*DIRECTIVE*: In the listing that follows, count every line with the word "structured" in it and write only the total.

*** ENTRIES SHOWN

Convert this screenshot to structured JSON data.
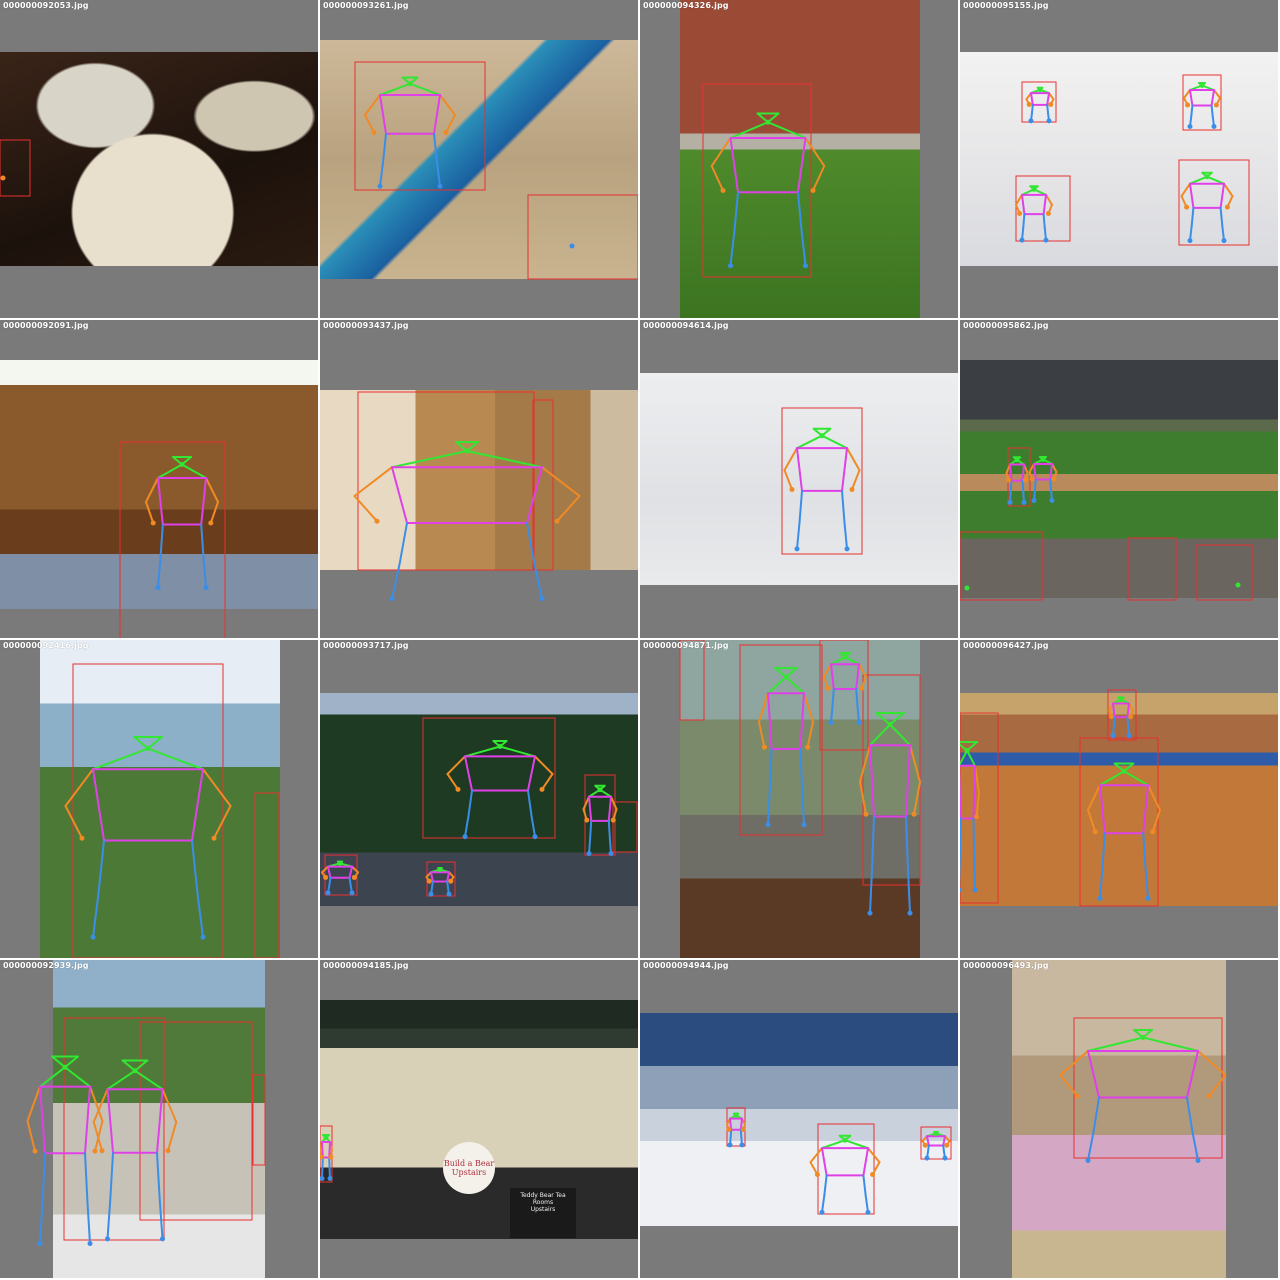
{
  "colors": {
    "background": "#7a7a7a",
    "box": "#e83030",
    "head": "#32e632",
    "left_arm": "#f08a24",
    "right_arm": "#f08a24",
    "torso": "#e040e8",
    "legs": "#3b8ee8"
  },
  "tiles": [
    {
      "filename": "000000092053.jpg",
      "scene": "plates-of-food-on-table"
    },
    {
      "filename": "000000093261.jpg",
      "scene": "people-on-sandy-beach-with-kite"
    },
    {
      "filename": "000000094326.jpg",
      "scene": "person-with-newspaper-on-bench"
    },
    {
      "filename": "000000095155.jpg",
      "scene": "snowboarder-sequence"
    },
    {
      "filename": "000000092091.jpg",
      "scene": "child-in-living-room"
    },
    {
      "filename": "000000093437.jpg",
      "scene": "man-in-kitchen"
    },
    {
      "filename": "000000094614.jpg",
      "scene": "skier-on-slope"
    },
    {
      "filename": "000000095862.jpg",
      "scene": "baseball-stadium"
    },
    {
      "filename": "000000092416.jpg",
      "scene": "man-in-suit-by-lake"
    },
    {
      "filename": "000000093717.jpg",
      "scene": "skateboarder-jump-collage"
    },
    {
      "filename": "000000094871.jpg",
      "scene": "people-with-sheep"
    },
    {
      "filename": "000000096427.jpg",
      "scene": "children-playing-tennis"
    },
    {
      "filename": "000000092939.jpg",
      "scene": "couple-cutting-wedding-cake"
    },
    {
      "filename": "000000094185.jpg",
      "scene": "teddy-bear-shop-front"
    },
    {
      "filename": "000000094944.jpg",
      "scene": "skiers-in-mountains"
    },
    {
      "filename": "000000096493.jpg",
      "scene": "child-on-sofa"
    }
  ],
  "shop_sign": {
    "line1": "Build a Bear",
    "line2": "Upstairs",
    "board_title": "Teddy Bear Tea Rooms",
    "board_sub": "Upstairs"
  }
}
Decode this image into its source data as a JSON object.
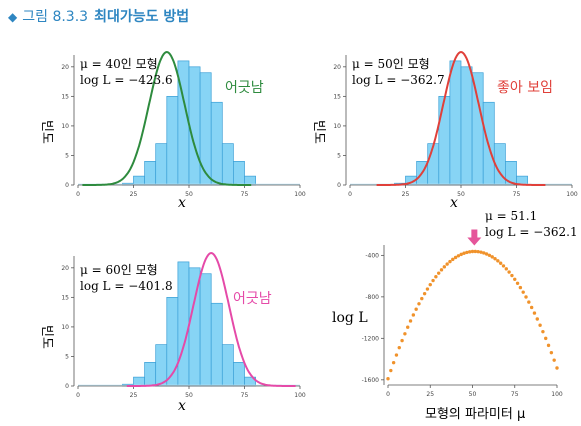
{
  "figure": {
    "bullet": "◆",
    "label": "그림 8.3.3",
    "title": "최대가능도 방법",
    "title_color": "#2e86c1"
  },
  "chart_data": [
    {
      "type": "bar",
      "panel": "top-left",
      "ylabel": "빈도",
      "xlabel": "x",
      "xticks": [
        0,
        25,
        50,
        75,
        100
      ],
      "yticks": [
        0,
        5,
        10,
        15,
        20
      ],
      "xlim": [
        0,
        100
      ],
      "ylim": [
        0,
        22
      ],
      "bin_width": 5,
      "bin_starts": [
        20,
        25,
        30,
        35,
        40,
        45,
        50,
        55,
        60,
        65,
        70,
        75
      ],
      "counts": [
        0.3,
        1.5,
        4,
        7,
        15,
        21,
        20,
        19,
        14,
        7,
        4,
        1.5
      ],
      "curve": {
        "mu": 40,
        "sigma": 8,
        "peak": 22.5,
        "color": "#2e8b3e"
      },
      "annotation_mu": "μ = 40인 모형",
      "annotation_logL": "log L = −423.6",
      "verdict": "어긋남",
      "verdict_color": "#2e8b3e"
    },
    {
      "type": "bar",
      "panel": "top-right",
      "ylabel": "빈도",
      "xlabel": "x",
      "xticks": [
        0,
        25,
        50,
        75,
        100
      ],
      "yticks": [
        0,
        5,
        10,
        15,
        20
      ],
      "xlim": [
        0,
        100
      ],
      "ylim": [
        0,
        22
      ],
      "bin_width": 5,
      "bin_starts": [
        20,
        25,
        30,
        35,
        40,
        45,
        50,
        55,
        60,
        65,
        70,
        75
      ],
      "counts": [
        0.3,
        1.5,
        4,
        7,
        15,
        21,
        20,
        19,
        14,
        7,
        4,
        1.5
      ],
      "curve": {
        "mu": 50,
        "sigma": 8,
        "peak": 22.5,
        "color": "#e0403a"
      },
      "annotation_mu": "μ = 50인 모형",
      "annotation_logL": "log L = −362.7",
      "verdict": "좋아 보임",
      "verdict_color": "#e0403a"
    },
    {
      "type": "bar",
      "panel": "bottom-left",
      "ylabel": "빈도",
      "xlabel": "x",
      "xticks": [
        0,
        25,
        50,
        75,
        100
      ],
      "yticks": [
        0,
        5,
        10,
        15,
        20
      ],
      "xlim": [
        0,
        100
      ],
      "ylim": [
        0,
        22
      ],
      "bin_width": 5,
      "bin_starts": [
        20,
        25,
        30,
        35,
        40,
        45,
        50,
        55,
        60,
        65,
        70,
        75
      ],
      "counts": [
        0.3,
        1.5,
        4,
        7,
        15,
        21,
        20,
        19,
        14,
        7,
        4,
        1.5
      ],
      "curve": {
        "mu": 60,
        "sigma": 8,
        "peak": 22.5,
        "color": "#e54aa8"
      },
      "annotation_mu": "μ = 60인 모형",
      "annotation_logL": "log L = −401.8",
      "verdict": "어긋남",
      "verdict_color": "#e54aa8"
    },
    {
      "type": "scatter",
      "panel": "bottom-right",
      "xlabel": "모형의 파라미터 μ",
      "ylabel": "log L",
      "xticks": [
        0,
        25,
        50,
        75,
        100
      ],
      "yticks": [
        -400,
        -800,
        -1200,
        -1600
      ],
      "xlim": [
        0,
        100
      ],
      "ylim": [
        -1650,
        -300
      ],
      "point_color": "#f0922b",
      "point_count": 60,
      "curve_vertex": {
        "mu": 51.1,
        "logL": -362.1
      },
      "curve_coefficient": 0.47,
      "annotation_mu": "μ = 51.1",
      "annotation_logL": "log L = −362.1",
      "arrow_color": "#e5559a"
    }
  ]
}
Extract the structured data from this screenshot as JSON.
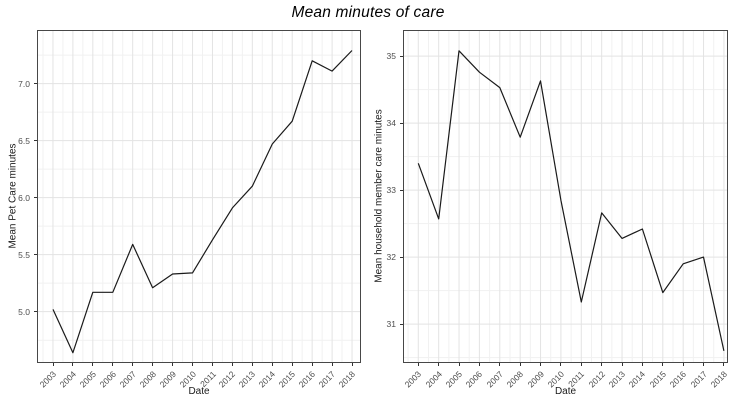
{
  "title": "Mean minutes of care",
  "style": {
    "background": "#ffffff",
    "grid_major": "#e3e3e3",
    "grid_minor": "#f1f1f1",
    "panel_border": "#474747",
    "tick_mark_color": "#333333",
    "tick_label_color": "#4d4d4d",
    "axis_title_color": "#1a1a1a",
    "line_color": "#1a1a1a"
  },
  "chart_data": [
    {
      "type": "line",
      "panel": "left",
      "xlabel": "Date",
      "ylabel": "Mean Pet Care minutes",
      "x": [
        2003,
        2004,
        2005,
        2006,
        2007,
        2008,
        2009,
        2010,
        2011,
        2012,
        2013,
        2014,
        2015,
        2016,
        2017,
        2018
      ],
      "x_tick_labels": [
        "2003",
        "2004",
        "2005",
        "2006",
        "2007",
        "2008",
        "2009",
        "2010",
        "2011",
        "2012",
        "2013",
        "2014",
        "2015",
        "2016",
        "2017",
        "2018"
      ],
      "values": [
        5.02,
        4.64,
        5.17,
        5.17,
        5.59,
        5.21,
        5.33,
        5.34,
        5.63,
        5.91,
        6.1,
        6.47,
        6.67,
        7.2,
        7.11,
        7.29
      ],
      "yticks": [
        5.0,
        5.5,
        6.0,
        6.5,
        7.0
      ],
      "ytick_labels": [
        "5.0",
        "5.5",
        "6.0",
        "6.5",
        "7.0"
      ],
      "ylim": [
        4.55,
        7.47
      ],
      "xlim": [
        2002.2,
        2018.45
      ],
      "grid": "major+minor",
      "legend": "none",
      "line_color": "#1a1a1a"
    },
    {
      "type": "line",
      "panel": "right",
      "xlabel": "Date",
      "ylabel": "Mean household member care minutes",
      "x": [
        2003,
        2004,
        2005,
        2006,
        2007,
        2008,
        2009,
        2010,
        2011,
        2012,
        2013,
        2014,
        2015,
        2016,
        2017,
        2018
      ],
      "x_tick_labels": [
        "2003",
        "2004",
        "2005",
        "2006",
        "2007",
        "2008",
        "2009",
        "2010",
        "2011",
        "2012",
        "2013",
        "2014",
        "2015",
        "2016",
        "2017",
        "2018"
      ],
      "values": [
        33.4,
        32.57,
        35.08,
        34.76,
        34.53,
        33.79,
        34.63,
        32.85,
        31.33,
        32.66,
        32.28,
        32.42,
        31.47,
        31.9,
        32.0,
        30.6
      ],
      "yticks": [
        31,
        32,
        33,
        34,
        35
      ],
      "ytick_labels": [
        "31",
        "32",
        "33",
        "34",
        "35"
      ],
      "ylim": [
        30.42,
        35.39
      ],
      "xlim": [
        2002.25,
        2018.2
      ],
      "grid": "major+minor",
      "legend": "none",
      "line_color": "#1a1a1a"
    }
  ]
}
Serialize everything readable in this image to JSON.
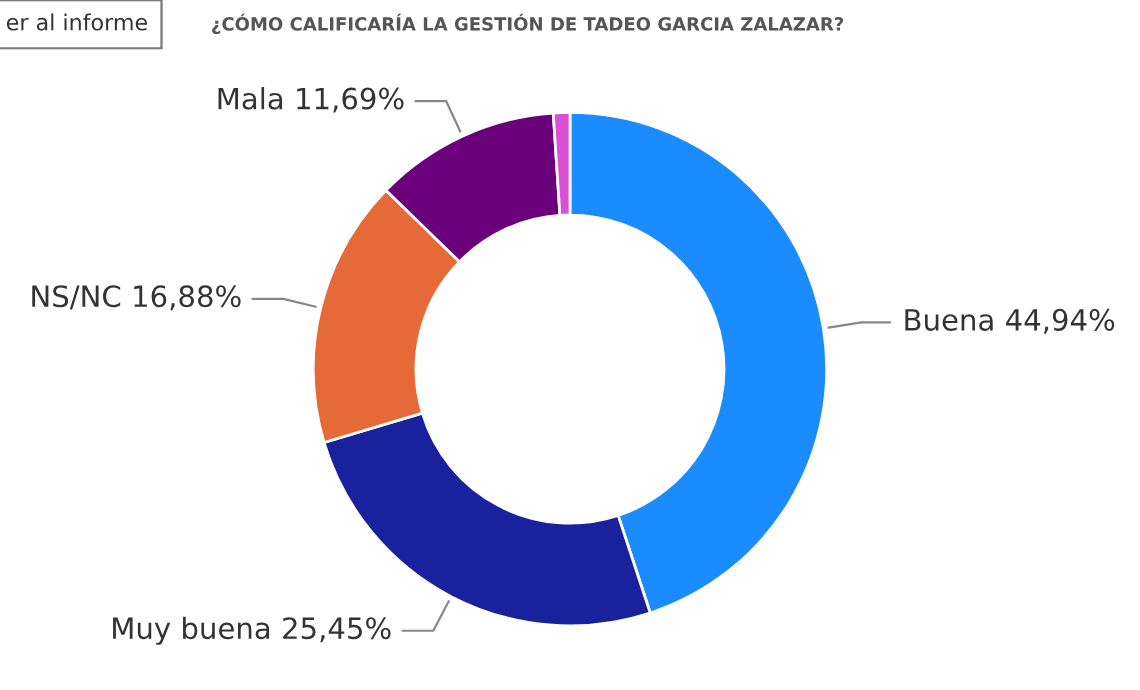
{
  "chart_data": {
    "type": "donut",
    "title": "¿CÓMO CALIFICARÍA LA GESTIÓN DE TADEO GARCIA ZALAZAR?",
    "annotations": [
      "er al informe"
    ],
    "categories": [
      "Buena",
      "Muy buena",
      "NS/NC",
      "Mala",
      null
    ],
    "values": [
      44.94,
      25.45,
      16.88,
      11.69,
      1.04
    ],
    "value_labels": [
      "44,94%",
      "25,45%",
      "16,88%",
      "11,69%",
      null
    ],
    "colors": [
      "#1a8cff",
      "#1a219c",
      "#e66a38",
      "#6b007b",
      "#d94fd6"
    ]
  }
}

******

*SOLVED PROBLEM*: 2